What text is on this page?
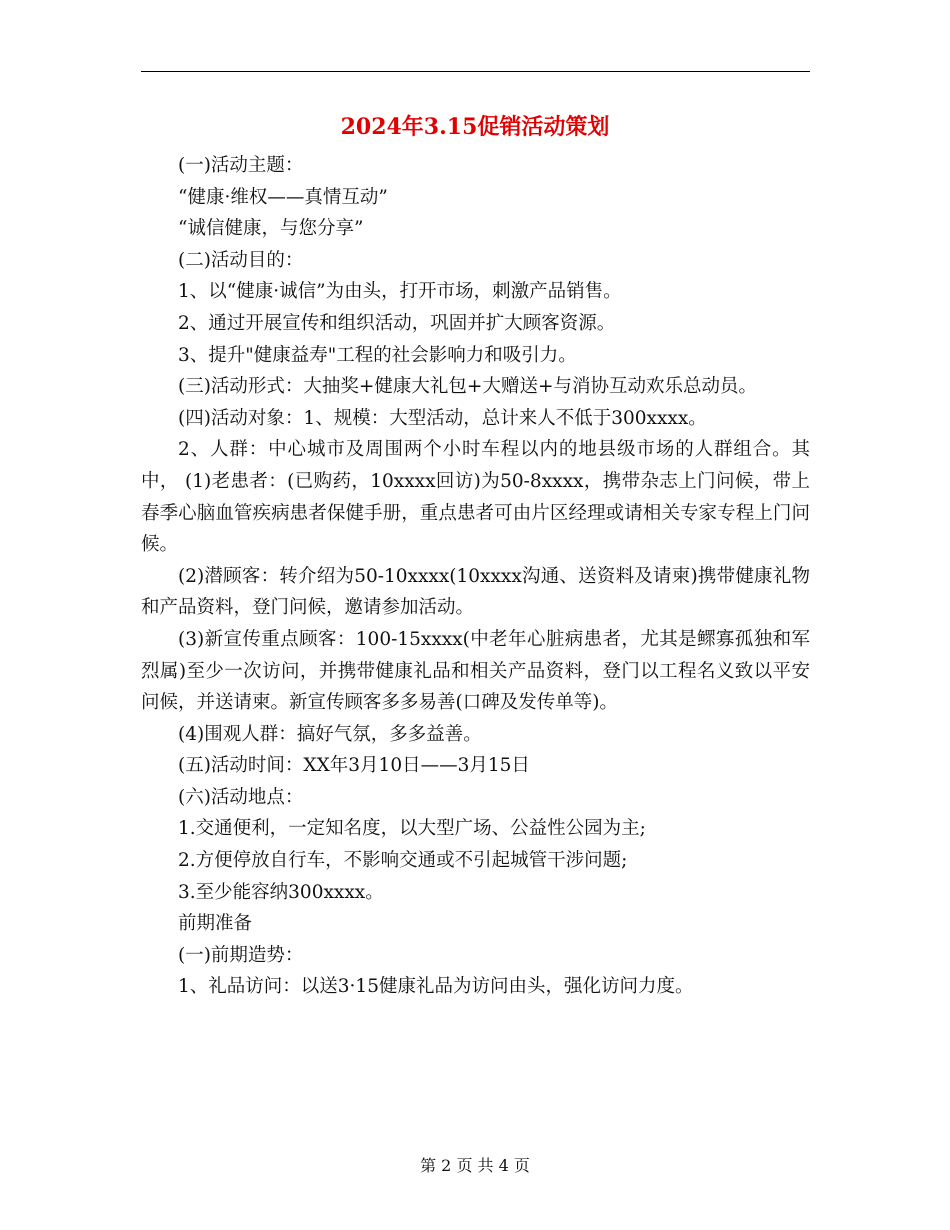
2024年3.15促销活动策划

(一)活动主题：

“健康·维权——真情互动”

“诚信健康，与您分享”

(二)活动目的：

1、以“健康·诚信”为由头，打开市场，刺激产品销售。

2、通过开展宣传和组织活动，巩固并扩大顾客资源。

3、提升"健康益寿"工程的社会影响力和吸引力。

(三)活动形式：大抽奖+健康大礼包+大赠送+与消协互动欢乐总动员。

(四)活动对象：1、规模：大型活动，总计来人不低于300xxxx。

2、人群：中心城市及周围两个小时车程以内的地县级市场的人群组合。其中， (1)老患者：(已购药，10xxxx回访)为50-8xxxx，携带杂志上门问候，带上春季心脑血管疾病患者保健手册，重点患者可由片区经理或请相关专家专程上门问候。

(2)潜顾客：转介绍为50-10xxxx(10xxxx沟通、送资料及请柬)携带健康礼物和产品资料，登门问候，邀请参加活动。

(3)新宣传重点顾客：100-15xxxx(中老年心脏病患者，尤其是鳏寡孤独和军烈属)至少一次访问，并携带健康礼品和相关产品资料，登门以工程名义致以平安问候，并送请柬。新宣传顾客多多易善(口碑及发传单等)。

(4)围观人群：搞好气氛，多多益善。

(五)活动时间：XX年3月10日——3月15日

(六)活动地点：

1.交通便利，一定知名度，以大型广场、公益性公园为主;

2.方便停放自行车，不影响交通或不引起城管干涉问题;

3.至少能容纳300xxxx。

前期准备

(一)前期造势：

1、礼品访问：以送3·15健康礼品为访问由头，强化访问力度。

第 2 页 共 4 页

......

Leave the pictures out, and transcribe each of the records exactly.

SOLUTION TO THIS PROBLEM:
What text is on this page?
2024年3.15促销活动策划

(一)活动主题：

“健康·维权——真情互动”

“诚信健康，与您分享”

(二)活动目的：

1、以“健康·诚信”为由头，打开市场，刺激产品销售。

2、通过开展宣传和组织活动，巩固并扩大顾客资源。

3、提升"健康益寿"工程的社会影响力和吸引力。

(三)活动形式：大抽奖+健康大礼包+大赠送+与消协互动欢乐总动员。

(四)活动对象：1、规模：大型活动，总计来人不低于300xxxx。

2、人群：中心城市及周围两个小时车程以内的地县级市场的人群组合。其中， (1)老患者：(已购药，10xxxx回访)为50-8xxxx，携带杂志上门问候，带上春季心脑血管疾病患者保健手册，重点患者可由片区经理或请相关专家专程上门问候。

(2)潜顾客：转介绍为50-10xxxx(10xxxx沟通、送资料及请柬)携带健康礼物和产品资料，登门问候，邀请参加活动。

(3)新宣传重点顾客：100-15xxxx(中老年心脏病患者，尤其是鳏寡孤独和军烈属)至少一次访问，并携带健康礼品和相关产品资料，登门以工程名义致以平安问候，并送请柬。新宣传顾客多多易善(口碑及发传单等)。

(4)围观人群：搞好气氛，多多益善。

(五)活动时间：XX年3月10日——3月15日

(六)活动地点：

1.交通便利，一定知名度，以大型广场、公益性公园为主;

2.方便停放自行车，不影响交通或不引起城管干涉问题;

3.至少能容纳300xxxx。

前期准备

(一)前期造势：

1、礼品访问：以送3·15健康礼品为访问由头，强化访问力度。

第 2 页 共 4 页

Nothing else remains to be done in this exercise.